> [Stated task] Search the listing below for the string "регистрации" and show each line that contains it.

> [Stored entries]
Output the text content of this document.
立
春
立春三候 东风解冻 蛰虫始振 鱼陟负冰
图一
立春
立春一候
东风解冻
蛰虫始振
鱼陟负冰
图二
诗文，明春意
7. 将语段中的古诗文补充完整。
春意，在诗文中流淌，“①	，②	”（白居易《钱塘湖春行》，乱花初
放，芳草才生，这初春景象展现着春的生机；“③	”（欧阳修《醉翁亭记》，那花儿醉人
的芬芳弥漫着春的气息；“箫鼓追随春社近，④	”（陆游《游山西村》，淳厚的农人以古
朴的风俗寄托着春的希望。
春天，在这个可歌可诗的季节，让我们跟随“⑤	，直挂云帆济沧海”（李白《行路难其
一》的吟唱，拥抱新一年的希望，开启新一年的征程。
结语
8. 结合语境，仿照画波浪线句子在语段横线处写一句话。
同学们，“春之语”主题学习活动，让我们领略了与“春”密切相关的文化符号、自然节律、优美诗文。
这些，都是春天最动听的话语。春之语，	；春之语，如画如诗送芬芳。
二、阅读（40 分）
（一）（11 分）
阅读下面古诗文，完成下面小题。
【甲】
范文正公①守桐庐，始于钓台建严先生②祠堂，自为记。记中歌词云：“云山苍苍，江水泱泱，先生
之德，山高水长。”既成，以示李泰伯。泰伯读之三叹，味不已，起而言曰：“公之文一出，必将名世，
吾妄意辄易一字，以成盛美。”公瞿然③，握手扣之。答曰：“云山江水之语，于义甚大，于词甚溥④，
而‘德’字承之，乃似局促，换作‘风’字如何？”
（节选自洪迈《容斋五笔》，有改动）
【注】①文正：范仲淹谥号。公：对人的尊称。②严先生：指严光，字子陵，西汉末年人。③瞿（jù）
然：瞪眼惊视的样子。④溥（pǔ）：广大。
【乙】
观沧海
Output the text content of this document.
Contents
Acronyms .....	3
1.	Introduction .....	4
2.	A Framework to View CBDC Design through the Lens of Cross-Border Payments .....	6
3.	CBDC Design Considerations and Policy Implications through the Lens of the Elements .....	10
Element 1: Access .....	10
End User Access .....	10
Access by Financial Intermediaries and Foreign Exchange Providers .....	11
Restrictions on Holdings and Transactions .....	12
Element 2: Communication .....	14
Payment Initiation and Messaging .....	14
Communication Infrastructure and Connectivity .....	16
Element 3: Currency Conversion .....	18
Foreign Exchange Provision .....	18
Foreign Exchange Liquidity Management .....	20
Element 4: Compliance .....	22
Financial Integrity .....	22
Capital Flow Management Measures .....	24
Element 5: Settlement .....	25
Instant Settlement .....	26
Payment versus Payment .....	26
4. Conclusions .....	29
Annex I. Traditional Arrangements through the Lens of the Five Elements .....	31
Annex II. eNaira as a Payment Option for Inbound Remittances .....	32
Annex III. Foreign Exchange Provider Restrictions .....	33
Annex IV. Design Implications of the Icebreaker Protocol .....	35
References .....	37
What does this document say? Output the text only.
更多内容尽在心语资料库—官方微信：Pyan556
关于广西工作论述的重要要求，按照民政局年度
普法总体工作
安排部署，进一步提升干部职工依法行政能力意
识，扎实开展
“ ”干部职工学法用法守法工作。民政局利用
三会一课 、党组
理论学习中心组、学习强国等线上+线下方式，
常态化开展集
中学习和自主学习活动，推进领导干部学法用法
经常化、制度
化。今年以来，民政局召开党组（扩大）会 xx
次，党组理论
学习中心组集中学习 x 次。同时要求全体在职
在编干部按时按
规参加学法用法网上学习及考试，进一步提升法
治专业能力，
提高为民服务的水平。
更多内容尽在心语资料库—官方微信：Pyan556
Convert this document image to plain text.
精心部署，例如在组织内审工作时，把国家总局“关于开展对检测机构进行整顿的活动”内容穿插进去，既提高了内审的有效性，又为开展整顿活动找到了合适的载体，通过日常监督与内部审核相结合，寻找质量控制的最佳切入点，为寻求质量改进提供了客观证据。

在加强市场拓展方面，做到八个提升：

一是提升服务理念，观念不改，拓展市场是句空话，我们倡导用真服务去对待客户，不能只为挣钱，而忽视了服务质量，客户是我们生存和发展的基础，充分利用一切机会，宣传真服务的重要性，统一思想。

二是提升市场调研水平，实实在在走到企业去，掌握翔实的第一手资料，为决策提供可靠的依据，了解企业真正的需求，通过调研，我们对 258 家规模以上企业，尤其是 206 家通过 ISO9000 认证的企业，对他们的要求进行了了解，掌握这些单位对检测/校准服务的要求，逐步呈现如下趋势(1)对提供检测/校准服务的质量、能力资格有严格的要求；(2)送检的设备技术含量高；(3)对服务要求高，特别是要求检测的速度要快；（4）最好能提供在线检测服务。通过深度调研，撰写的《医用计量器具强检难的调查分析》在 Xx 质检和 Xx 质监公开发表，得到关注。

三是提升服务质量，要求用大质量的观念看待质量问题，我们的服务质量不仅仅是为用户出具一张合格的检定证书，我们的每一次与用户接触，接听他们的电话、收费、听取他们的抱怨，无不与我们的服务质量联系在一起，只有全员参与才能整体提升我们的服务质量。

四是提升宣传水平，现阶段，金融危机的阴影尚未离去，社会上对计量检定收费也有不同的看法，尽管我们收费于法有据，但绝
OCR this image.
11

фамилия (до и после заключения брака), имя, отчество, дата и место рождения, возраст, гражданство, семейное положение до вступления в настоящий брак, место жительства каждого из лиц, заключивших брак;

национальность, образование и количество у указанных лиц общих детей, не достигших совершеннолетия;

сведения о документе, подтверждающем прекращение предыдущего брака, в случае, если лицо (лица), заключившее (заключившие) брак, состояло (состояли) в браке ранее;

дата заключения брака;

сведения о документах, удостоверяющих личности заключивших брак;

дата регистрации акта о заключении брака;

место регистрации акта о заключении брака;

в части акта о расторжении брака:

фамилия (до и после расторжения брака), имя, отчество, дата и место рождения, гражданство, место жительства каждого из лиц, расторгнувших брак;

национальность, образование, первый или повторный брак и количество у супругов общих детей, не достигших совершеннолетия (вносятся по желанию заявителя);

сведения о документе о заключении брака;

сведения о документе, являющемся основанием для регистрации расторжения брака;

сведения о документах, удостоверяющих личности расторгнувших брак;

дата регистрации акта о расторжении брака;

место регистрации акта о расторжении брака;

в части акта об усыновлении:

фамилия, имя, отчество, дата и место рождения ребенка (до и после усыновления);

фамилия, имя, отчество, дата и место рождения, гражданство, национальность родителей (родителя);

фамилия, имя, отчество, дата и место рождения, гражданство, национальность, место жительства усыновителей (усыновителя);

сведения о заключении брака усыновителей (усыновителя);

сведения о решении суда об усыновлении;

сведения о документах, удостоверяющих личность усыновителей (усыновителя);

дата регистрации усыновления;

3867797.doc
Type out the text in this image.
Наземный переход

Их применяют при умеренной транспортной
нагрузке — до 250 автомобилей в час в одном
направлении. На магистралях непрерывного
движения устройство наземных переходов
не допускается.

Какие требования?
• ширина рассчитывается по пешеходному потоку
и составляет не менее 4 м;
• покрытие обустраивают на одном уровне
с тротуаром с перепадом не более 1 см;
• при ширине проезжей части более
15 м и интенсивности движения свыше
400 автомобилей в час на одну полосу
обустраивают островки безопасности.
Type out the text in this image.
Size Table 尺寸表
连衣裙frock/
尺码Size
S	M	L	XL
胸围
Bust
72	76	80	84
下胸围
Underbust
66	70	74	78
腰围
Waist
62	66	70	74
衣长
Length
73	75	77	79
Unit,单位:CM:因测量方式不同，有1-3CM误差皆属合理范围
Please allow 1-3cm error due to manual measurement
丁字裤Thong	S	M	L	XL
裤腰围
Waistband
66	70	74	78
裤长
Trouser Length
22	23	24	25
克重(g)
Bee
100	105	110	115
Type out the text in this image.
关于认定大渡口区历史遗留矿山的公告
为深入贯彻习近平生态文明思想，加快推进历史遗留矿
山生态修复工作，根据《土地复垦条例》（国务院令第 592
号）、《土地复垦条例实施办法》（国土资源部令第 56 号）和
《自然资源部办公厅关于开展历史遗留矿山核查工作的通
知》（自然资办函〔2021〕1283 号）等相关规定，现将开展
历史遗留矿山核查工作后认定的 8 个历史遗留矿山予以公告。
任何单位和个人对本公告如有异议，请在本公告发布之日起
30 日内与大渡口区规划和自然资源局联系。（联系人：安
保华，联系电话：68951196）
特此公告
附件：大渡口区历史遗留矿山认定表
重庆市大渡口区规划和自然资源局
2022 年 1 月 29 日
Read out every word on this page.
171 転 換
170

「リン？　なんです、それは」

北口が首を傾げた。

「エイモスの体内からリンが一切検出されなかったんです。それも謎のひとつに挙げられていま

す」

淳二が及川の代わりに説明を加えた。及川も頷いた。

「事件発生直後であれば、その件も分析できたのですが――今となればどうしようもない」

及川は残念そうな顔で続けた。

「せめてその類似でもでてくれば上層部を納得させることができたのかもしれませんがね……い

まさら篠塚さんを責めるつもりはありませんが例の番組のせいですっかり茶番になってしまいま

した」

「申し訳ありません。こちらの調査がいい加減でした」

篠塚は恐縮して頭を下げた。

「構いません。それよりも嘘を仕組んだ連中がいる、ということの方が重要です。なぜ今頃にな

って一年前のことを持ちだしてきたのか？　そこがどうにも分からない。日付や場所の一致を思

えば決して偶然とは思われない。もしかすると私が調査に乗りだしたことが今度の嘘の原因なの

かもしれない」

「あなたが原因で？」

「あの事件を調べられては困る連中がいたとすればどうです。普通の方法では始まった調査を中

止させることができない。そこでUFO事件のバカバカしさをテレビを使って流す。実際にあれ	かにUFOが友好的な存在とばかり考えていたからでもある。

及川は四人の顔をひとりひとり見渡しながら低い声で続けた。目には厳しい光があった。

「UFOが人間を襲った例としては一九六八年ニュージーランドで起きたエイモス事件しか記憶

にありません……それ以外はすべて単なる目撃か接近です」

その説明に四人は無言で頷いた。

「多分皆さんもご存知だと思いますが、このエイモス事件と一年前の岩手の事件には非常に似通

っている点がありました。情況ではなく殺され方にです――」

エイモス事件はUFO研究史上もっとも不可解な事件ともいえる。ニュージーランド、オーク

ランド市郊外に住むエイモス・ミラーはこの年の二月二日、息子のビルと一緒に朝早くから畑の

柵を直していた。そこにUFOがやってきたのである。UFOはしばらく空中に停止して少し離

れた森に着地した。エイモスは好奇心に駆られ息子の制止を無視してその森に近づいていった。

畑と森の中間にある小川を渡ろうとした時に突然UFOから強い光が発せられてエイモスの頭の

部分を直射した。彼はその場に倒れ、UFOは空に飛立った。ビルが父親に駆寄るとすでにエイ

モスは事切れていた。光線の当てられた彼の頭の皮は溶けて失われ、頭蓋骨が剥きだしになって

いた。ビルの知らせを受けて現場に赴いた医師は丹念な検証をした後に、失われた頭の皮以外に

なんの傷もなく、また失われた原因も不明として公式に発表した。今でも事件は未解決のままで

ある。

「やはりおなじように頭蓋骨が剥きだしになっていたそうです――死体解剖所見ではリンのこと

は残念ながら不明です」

> [Task response]
дата регистрации акта о заключении брака;
место регистрации акта о заключении брака;
сведения о документе, являющемся основанием для регистрации расторжения брака;
дата регистрации акта о расторжении брака;
место регистрации акта о расторжении брака;
дата регистрации усыновления;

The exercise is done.